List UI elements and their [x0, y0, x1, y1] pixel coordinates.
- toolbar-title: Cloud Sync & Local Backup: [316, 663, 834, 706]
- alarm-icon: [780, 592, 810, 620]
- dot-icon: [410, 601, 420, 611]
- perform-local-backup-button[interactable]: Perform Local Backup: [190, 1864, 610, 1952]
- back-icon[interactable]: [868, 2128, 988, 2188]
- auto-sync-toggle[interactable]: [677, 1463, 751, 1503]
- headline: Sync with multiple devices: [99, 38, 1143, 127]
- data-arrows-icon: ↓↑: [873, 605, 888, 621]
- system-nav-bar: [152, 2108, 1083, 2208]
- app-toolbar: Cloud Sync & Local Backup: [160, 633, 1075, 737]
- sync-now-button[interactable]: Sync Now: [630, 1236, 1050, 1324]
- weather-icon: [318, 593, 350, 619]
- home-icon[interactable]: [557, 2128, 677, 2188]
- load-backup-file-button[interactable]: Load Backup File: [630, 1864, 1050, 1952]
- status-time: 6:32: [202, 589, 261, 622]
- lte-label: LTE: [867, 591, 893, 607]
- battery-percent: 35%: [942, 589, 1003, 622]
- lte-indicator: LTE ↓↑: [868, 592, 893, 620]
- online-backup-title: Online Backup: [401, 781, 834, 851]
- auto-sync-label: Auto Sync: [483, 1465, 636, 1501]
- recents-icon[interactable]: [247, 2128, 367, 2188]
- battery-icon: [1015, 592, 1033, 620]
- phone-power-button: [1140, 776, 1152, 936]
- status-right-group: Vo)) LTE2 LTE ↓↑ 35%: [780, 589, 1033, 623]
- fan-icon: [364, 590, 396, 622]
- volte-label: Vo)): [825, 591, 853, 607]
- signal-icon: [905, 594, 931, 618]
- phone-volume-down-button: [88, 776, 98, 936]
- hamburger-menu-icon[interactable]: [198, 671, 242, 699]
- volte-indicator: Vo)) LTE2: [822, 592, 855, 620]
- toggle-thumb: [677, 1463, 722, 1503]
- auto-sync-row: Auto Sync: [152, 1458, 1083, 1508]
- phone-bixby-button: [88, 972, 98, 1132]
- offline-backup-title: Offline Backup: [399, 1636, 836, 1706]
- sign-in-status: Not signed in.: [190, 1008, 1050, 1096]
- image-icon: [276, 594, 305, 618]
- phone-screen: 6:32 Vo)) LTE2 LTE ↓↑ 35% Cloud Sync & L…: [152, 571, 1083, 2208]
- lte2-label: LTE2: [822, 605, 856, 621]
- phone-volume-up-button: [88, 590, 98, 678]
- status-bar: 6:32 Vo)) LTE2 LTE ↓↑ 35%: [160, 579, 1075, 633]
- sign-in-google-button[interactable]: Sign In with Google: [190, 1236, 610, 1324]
########################################
### Directive
Retype every line of the material above word for word.

### Exercise solution
List UI elements and their [x0, y0, x1, y1] pixel coordinates.
- toolbar-title: Cloud Sync & Local Backup: [316, 663, 834, 706]
- alarm-icon: [780, 592, 810, 620]
- dot-icon: [410, 601, 420, 611]
- perform-local-backup-button[interactable]: Perform Local Backup: [190, 1864, 610, 1952]
- back-icon[interactable]: [868, 2128, 988, 2188]
- auto-sync-toggle[interactable]: [677, 1463, 751, 1503]
- headline: Sync with multiple devices: [99, 38, 1143, 127]
- data-arrows-icon: ↓↑: [873, 605, 888, 621]
- system-nav-bar: [152, 2108, 1083, 2208]
- app-toolbar: Cloud Sync & Local Backup: [160, 633, 1075, 737]
- sync-now-button[interactable]: Sync Now: [630, 1236, 1050, 1324]
- weather-icon: [318, 593, 350, 619]
- home-icon[interactable]: [557, 2128, 677, 2188]
- load-backup-file-button[interactable]: Load Backup File: [630, 1864, 1050, 1952]
- status-time: 6:32: [202, 589, 261, 622]
- lte-label: LTE: [867, 591, 893, 607]
- battery-percent: 35%: [942, 589, 1003, 622]
- lte-indicator: LTE ↓↑: [868, 592, 893, 620]
- online-backup-title: Online Backup: [401, 781, 834, 851]
- auto-sync-label: Auto Sync: [483, 1465, 636, 1501]
- recents-icon[interactable]: [247, 2128, 367, 2188]
- battery-icon: [1015, 592, 1033, 620]
- phone-power-button: [1140, 776, 1152, 936]
- status-right-group: Vo)) LTE2 LTE ↓↑ 35%: [780, 589, 1033, 623]
- fan-icon: [364, 590, 396, 622]
- volte-label: Vo)): [825, 591, 853, 607]
- signal-icon: [905, 594, 931, 618]
- phone-volume-down-button: [88, 776, 98, 936]
- hamburger-menu-icon[interactable]: [198, 671, 242, 699]
- volte-indicator: Vo)) LTE2: [822, 592, 855, 620]
- toggle-thumb: [677, 1463, 722, 1503]
- auto-sync-row: Auto Sync: [152, 1458, 1083, 1508]
- phone-bixby-button: [88, 972, 98, 1132]
- offline-backup-title: Offline Backup: [399, 1636, 836, 1706]
- sign-in-status: Not signed in.: [190, 1008, 1050, 1096]
- image-icon: [276, 594, 305, 618]
- phone-screen: 6:32 Vo)) LTE2 LTE ↓↑ 35% Cloud Sync & L…: [152, 571, 1083, 2208]
- lte2-label: LTE2: [822, 605, 856, 621]
- phone-volume-up-button: [88, 590, 98, 678]
- status-bar: 6:32 Vo)) LTE2 LTE ↓↑ 35%: [160, 579, 1075, 633]
- sign-in-google-button[interactable]: Sign In with Google: [190, 1236, 610, 1324]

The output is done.